Data tied to figure images

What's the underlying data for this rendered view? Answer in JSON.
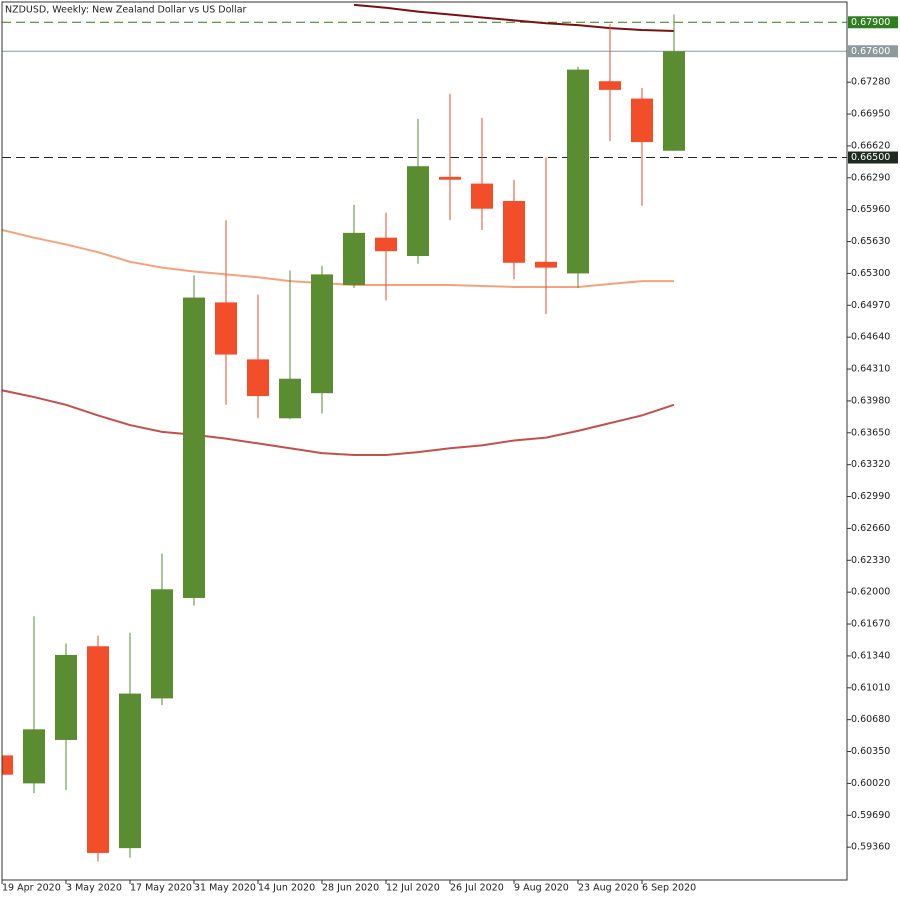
{
  "chart_data": {
    "type": "candlestick",
    "title": "NZDUSD, Weekly:  New Zealand Dollar vs US Dollar",
    "categories": [
      "19 Apr 2020",
      null,
      "3 May 2020",
      null,
      "17 May 2020",
      null,
      "31 May 2020",
      null,
      "14 Jun 2020",
      null,
      "28 Jun 2020",
      null,
      "12 Jul 2020",
      null,
      "26 Jul 2020",
      null,
      "9 Aug 2020",
      null,
      "23 Aug 2020",
      null,
      "6 Sep 2020",
      null
    ],
    "open": [
      0.6031,
      0.6002,
      0.6047,
      0.6144,
      0.5935,
      0.609,
      0.6194,
      0.65,
      0.6441,
      0.638,
      0.6406,
      0.6518,
      0.6567,
      0.6548,
      0.663,
      0.6623,
      0.6605,
      0.6542,
      0.653,
      0.6729,
      0.6711,
      0.6657
    ],
    "high": [
      0.6034,
      0.6175,
      0.6147,
      0.6155,
      0.6158,
      0.624,
      0.6528,
      0.6585,
      0.6508,
      0.6533,
      0.6538,
      0.6601,
      0.6593,
      0.669,
      0.6716,
      0.6691,
      0.6627,
      0.665,
      0.6744,
      0.6788,
      0.6722,
      0.6798
    ],
    "low": [
      0.6008,
      0.5992,
      0.5995,
      0.5921,
      0.5925,
      0.6083,
      0.6186,
      0.6394,
      0.638,
      0.6379,
      0.6385,
      0.6515,
      0.6502,
      0.654,
      0.6585,
      0.6575,
      0.6524,
      0.6488,
      0.6515,
      0.6667,
      0.66,
      0.6657
    ],
    "close": [
      0.6011,
      0.6058,
      0.6135,
      0.593,
      0.6095,
      0.6203,
      0.6505,
      0.6446,
      0.6403,
      0.6421,
      0.6529,
      0.6572,
      0.6553,
      0.6641,
      0.6627,
      0.6597,
      0.6541,
      0.6536,
      0.6741,
      0.672,
      0.6666,
      0.676
    ],
    "up_color": "#5b8c32",
    "down_color": "#f24e2a",
    "moving_averages": [
      {
        "color": "#7b1010",
        "values": [
          null,
          null,
          null,
          null,
          null,
          null,
          null,
          null,
          null,
          null,
          null,
          0.6808,
          0.6805,
          0.6801,
          0.6798,
          0.6795,
          0.6792,
          0.6789,
          0.6787,
          0.6784,
          0.6782,
          0.6781
        ]
      },
      {
        "color": "#f5a27c",
        "values": [
          0.6575,
          0.6567,
          0.656,
          0.6552,
          0.6542,
          0.6536,
          0.6532,
          0.6529,
          0.6526,
          0.6522,
          0.652,
          0.6518,
          0.6518,
          0.6518,
          0.6518,
          0.6517,
          0.6516,
          0.6516,
          0.6516,
          0.6519,
          0.6522,
          0.6522
        ]
      },
      {
        "color": "#c4504a",
        "values": [
          0.6409,
          0.6402,
          0.6394,
          0.6383,
          0.6373,
          0.6366,
          0.6363,
          0.6359,
          0.6354,
          0.6349,
          0.6344,
          0.6342,
          0.6342,
          0.6345,
          0.6349,
          0.6352,
          0.6357,
          0.636,
          0.6367,
          0.6375,
          0.6383,
          0.6394
        ]
      }
    ],
    "levels": [
      {
        "value": 0.679,
        "label": "0.67900",
        "color": "#2e7d1e",
        "dashed": true
      },
      {
        "value": 0.676,
        "label": "0.67600",
        "color": "#8c9aa0",
        "dashed": false
      },
      {
        "value": 0.665,
        "label": "0.66500",
        "color": "#1e2a22",
        "dashed": true
      }
    ],
    "ylim": [
      0.5902,
      0.6811
    ],
    "yticks": [
      {
        "value": 0.5936,
        "label": "0.59360"
      },
      {
        "value": 0.5969,
        "label": "0.59690"
      },
      {
        "value": 0.6002,
        "label": "0.60020"
      },
      {
        "value": 0.6035,
        "label": "0.60350"
      },
      {
        "value": 0.6068,
        "label": "0.60680"
      },
      {
        "value": 0.6101,
        "label": "0.61010"
      },
      {
        "value": 0.6134,
        "label": "0.61340"
      },
      {
        "value": 0.6167,
        "label": "0.61670"
      },
      {
        "value": 0.62,
        "label": "0.62000"
      },
      {
        "value": 0.6233,
        "label": "0.62330"
      },
      {
        "value": 0.6266,
        "label": "0.62660"
      },
      {
        "value": 0.6299,
        "label": "0.62990"
      },
      {
        "value": 0.6332,
        "label": "0.63320"
      },
      {
        "value": 0.6365,
        "label": "0.63650"
      },
      {
        "value": 0.6398,
        "label": "0.63980"
      },
      {
        "value": 0.6431,
        "label": "0.64310"
      },
      {
        "value": 0.6464,
        "label": "0.64640"
      },
      {
        "value": 0.6497,
        "label": "0.64970"
      },
      {
        "value": 0.653,
        "label": "0.65300"
      },
      {
        "value": 0.6563,
        "label": "0.65630"
      },
      {
        "value": 0.6596,
        "label": "0.65960"
      },
      {
        "value": 0.6629,
        "label": "0.66290"
      },
      {
        "value": 0.6662,
        "label": "0.66620"
      },
      {
        "value": 0.6695,
        "label": "0.66950"
      },
      {
        "value": 0.6728,
        "label": "0.67280"
      }
    ]
  }
}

_EXERCISE INSTRUCTIONS_
Take the listing above and print it exactly, apart from the pictures.

_EXPECTED ANSWER_
What's the underlying data for this rendered view? Answer in JSON.
{
  "chart_data": {
    "type": "candlestick",
    "title": "NZDUSD, Weekly:  New Zealand Dollar vs US Dollar",
    "categories": [
      "19 Apr 2020",
      null,
      "3 May 2020",
      null,
      "17 May 2020",
      null,
      "31 May 2020",
      null,
      "14 Jun 2020",
      null,
      "28 Jun 2020",
      null,
      "12 Jul 2020",
      null,
      "26 Jul 2020",
      null,
      "9 Aug 2020",
      null,
      "23 Aug 2020",
      null,
      "6 Sep 2020",
      null
    ],
    "open": [
      0.6031,
      0.6002,
      0.6047,
      0.6144,
      0.5935,
      0.609,
      0.6194,
      0.65,
      0.6441,
      0.638,
      0.6406,
      0.6518,
      0.6567,
      0.6548,
      0.663,
      0.6623,
      0.6605,
      0.6542,
      0.653,
      0.6729,
      0.6711,
      0.6657
    ],
    "high": [
      0.6034,
      0.6175,
      0.6147,
      0.6155,
      0.6158,
      0.624,
      0.6528,
      0.6585,
      0.6508,
      0.6533,
      0.6538,
      0.6601,
      0.6593,
      0.669,
      0.6716,
      0.6691,
      0.6627,
      0.665,
      0.6744,
      0.6788,
      0.6722,
      0.6798
    ],
    "low": [
      0.6008,
      0.5992,
      0.5995,
      0.5921,
      0.5925,
      0.6083,
      0.6186,
      0.6394,
      0.638,
      0.6379,
      0.6385,
      0.6515,
      0.6502,
      0.654,
      0.6585,
      0.6575,
      0.6524,
      0.6488,
      0.6515,
      0.6667,
      0.66,
      0.6657
    ],
    "close": [
      0.6011,
      0.6058,
      0.6135,
      0.593,
      0.6095,
      0.6203,
      0.6505,
      0.6446,
      0.6403,
      0.6421,
      0.6529,
      0.6572,
      0.6553,
      0.6641,
      0.6627,
      0.6597,
      0.6541,
      0.6536,
      0.6741,
      0.672,
      0.6666,
      0.676
    ],
    "up_color": "#5b8c32",
    "down_color": "#f24e2a",
    "moving_averages": [
      {
        "color": "#7b1010",
        "values": [
          null,
          null,
          null,
          null,
          null,
          null,
          null,
          null,
          null,
          null,
          null,
          0.6808,
          0.6805,
          0.6801,
          0.6798,
          0.6795,
          0.6792,
          0.6789,
          0.6787,
          0.6784,
          0.6782,
          0.6781
        ]
      },
      {
        "color": "#f5a27c",
        "values": [
          0.6575,
          0.6567,
          0.656,
          0.6552,
          0.6542,
          0.6536,
          0.6532,
          0.6529,
          0.6526,
          0.6522,
          0.652,
          0.6518,
          0.6518,
          0.6518,
          0.6518,
          0.6517,
          0.6516,
          0.6516,
          0.6516,
          0.6519,
          0.6522,
          0.6522
        ]
      },
      {
        "color": "#c4504a",
        "values": [
          0.6409,
          0.6402,
          0.6394,
          0.6383,
          0.6373,
          0.6366,
          0.6363,
          0.6359,
          0.6354,
          0.6349,
          0.6344,
          0.6342,
          0.6342,
          0.6345,
          0.6349,
          0.6352,
          0.6357,
          0.636,
          0.6367,
          0.6375,
          0.6383,
          0.6394
        ]
      }
    ],
    "levels": [
      {
        "value": 0.679,
        "label": "0.67900",
        "color": "#2e7d1e",
        "dashed": true
      },
      {
        "value": 0.676,
        "label": "0.67600",
        "color": "#8c9aa0",
        "dashed": false
      },
      {
        "value": 0.665,
        "label": "0.66500",
        "color": "#1e2a22",
        "dashed": true
      }
    ],
    "ylim": [
      0.5902,
      0.6811
    ],
    "yticks": [
      {
        "value": 0.5936,
        "label": "0.59360"
      },
      {
        "value": 0.5969,
        "label": "0.59690"
      },
      {
        "value": 0.6002,
        "label": "0.60020"
      },
      {
        "value": 0.6035,
        "label": "0.60350"
      },
      {
        "value": 0.6068,
        "label": "0.60680"
      },
      {
        "value": 0.6101,
        "label": "0.61010"
      },
      {
        "value": 0.6134,
        "label": "0.61340"
      },
      {
        "value": 0.6167,
        "label": "0.61670"
      },
      {
        "value": 0.62,
        "label": "0.62000"
      },
      {
        "value": 0.6233,
        "label": "0.62330"
      },
      {
        "value": 0.6266,
        "label": "0.62660"
      },
      {
        "value": 0.6299,
        "label": "0.62990"
      },
      {
        "value": 0.6332,
        "label": "0.63320"
      },
      {
        "value": 0.6365,
        "label": "0.63650"
      },
      {
        "value": 0.6398,
        "label": "0.63980"
      },
      {
        "value": 0.6431,
        "label": "0.64310"
      },
      {
        "value": 0.6464,
        "label": "0.64640"
      },
      {
        "value": 0.6497,
        "label": "0.64970"
      },
      {
        "value": 0.653,
        "label": "0.65300"
      },
      {
        "value": 0.6563,
        "label": "0.65630"
      },
      {
        "value": 0.6596,
        "label": "0.65960"
      },
      {
        "value": 0.6629,
        "label": "0.66290"
      },
      {
        "value": 0.6662,
        "label": "0.66620"
      },
      {
        "value": 0.6695,
        "label": "0.66950"
      },
      {
        "value": 0.6728,
        "label": "0.67280"
      }
    ]
  }
}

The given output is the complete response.